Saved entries
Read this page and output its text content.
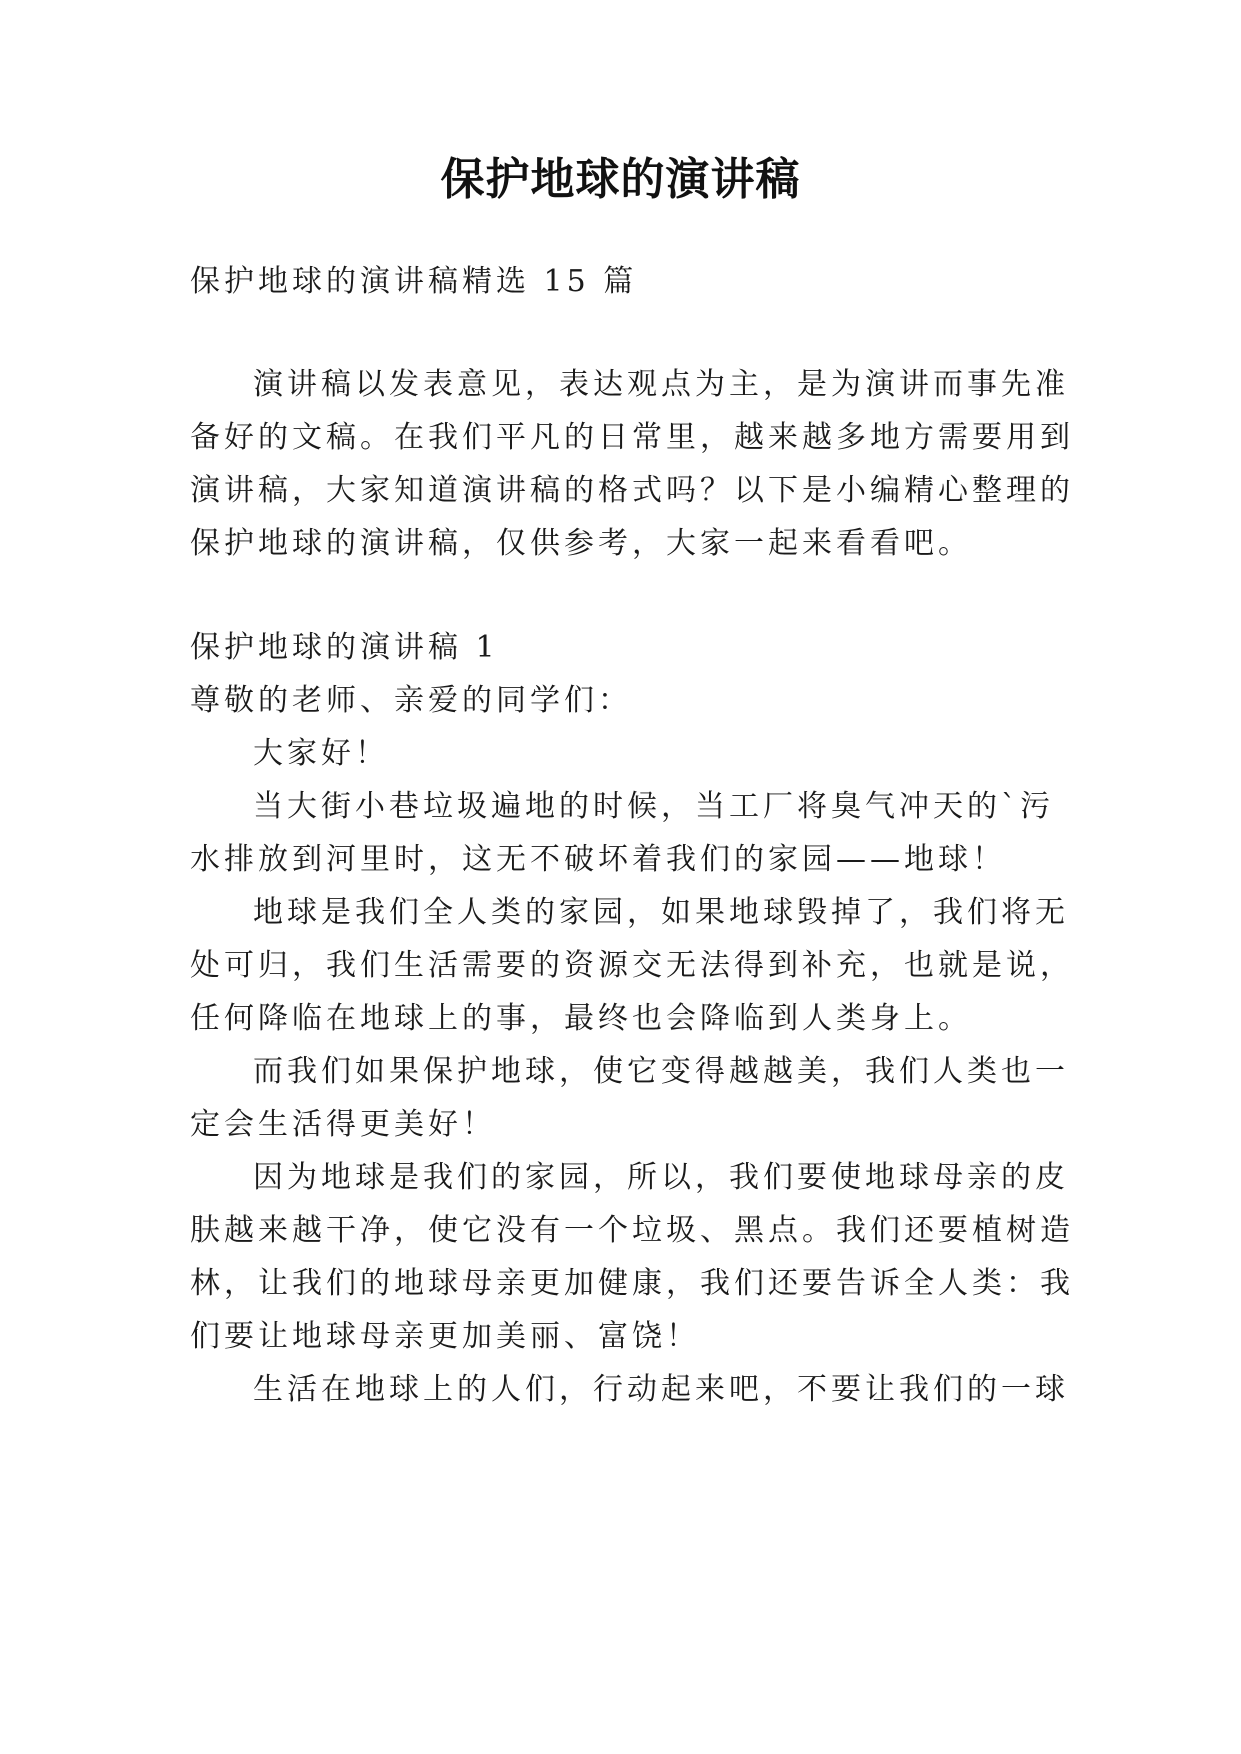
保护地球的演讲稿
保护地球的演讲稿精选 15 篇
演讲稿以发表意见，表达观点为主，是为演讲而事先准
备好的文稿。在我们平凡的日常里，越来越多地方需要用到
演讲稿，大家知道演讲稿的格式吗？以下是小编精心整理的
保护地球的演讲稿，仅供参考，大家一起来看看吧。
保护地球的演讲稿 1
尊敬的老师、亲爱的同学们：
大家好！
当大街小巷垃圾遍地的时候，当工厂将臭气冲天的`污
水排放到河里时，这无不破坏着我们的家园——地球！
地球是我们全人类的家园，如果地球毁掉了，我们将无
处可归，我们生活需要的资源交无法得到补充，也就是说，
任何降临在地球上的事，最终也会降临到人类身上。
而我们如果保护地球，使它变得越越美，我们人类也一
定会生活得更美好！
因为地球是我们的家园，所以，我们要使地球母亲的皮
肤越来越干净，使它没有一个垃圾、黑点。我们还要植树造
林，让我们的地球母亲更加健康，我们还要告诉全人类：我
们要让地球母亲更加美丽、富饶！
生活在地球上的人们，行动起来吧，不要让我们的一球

What is needed:
Every record gets retyped exactly; no picture goes into the copy.

Final result:
Read this page and output its text content.
保护地球的演讲稿
保护地球的演讲稿精选 15 篇
演讲稿以发表意见，表达观点为主，是为演讲而事先准
备好的文稿。在我们平凡的日常里，越来越多地方需要用到
演讲稿，大家知道演讲稿的格式吗？以下是小编精心整理的
保护地球的演讲稿，仅供参考，大家一起来看看吧。
保护地球的演讲稿 1
尊敬的老师、亲爱的同学们：
大家好！
当大街小巷垃圾遍地的时候，当工厂将臭气冲天的`污
水排放到河里时，这无不破坏着我们的家园——地球！
地球是我们全人类的家园，如果地球毁掉了，我们将无
处可归，我们生活需要的资源交无法得到补充，也就是说，
任何降临在地球上的事，最终也会降临到人类身上。
而我们如果保护地球，使它变得越越美，我们人类也一
定会生活得更美好！
因为地球是我们的家园，所以，我们要使地球母亲的皮
肤越来越干净，使它没有一个垃圾、黑点。我们还要植树造
林，让我们的地球母亲更加健康，我们还要告诉全人类：我
们要让地球母亲更加美丽、富饶！
生活在地球上的人们，行动起来吧，不要让我们的一球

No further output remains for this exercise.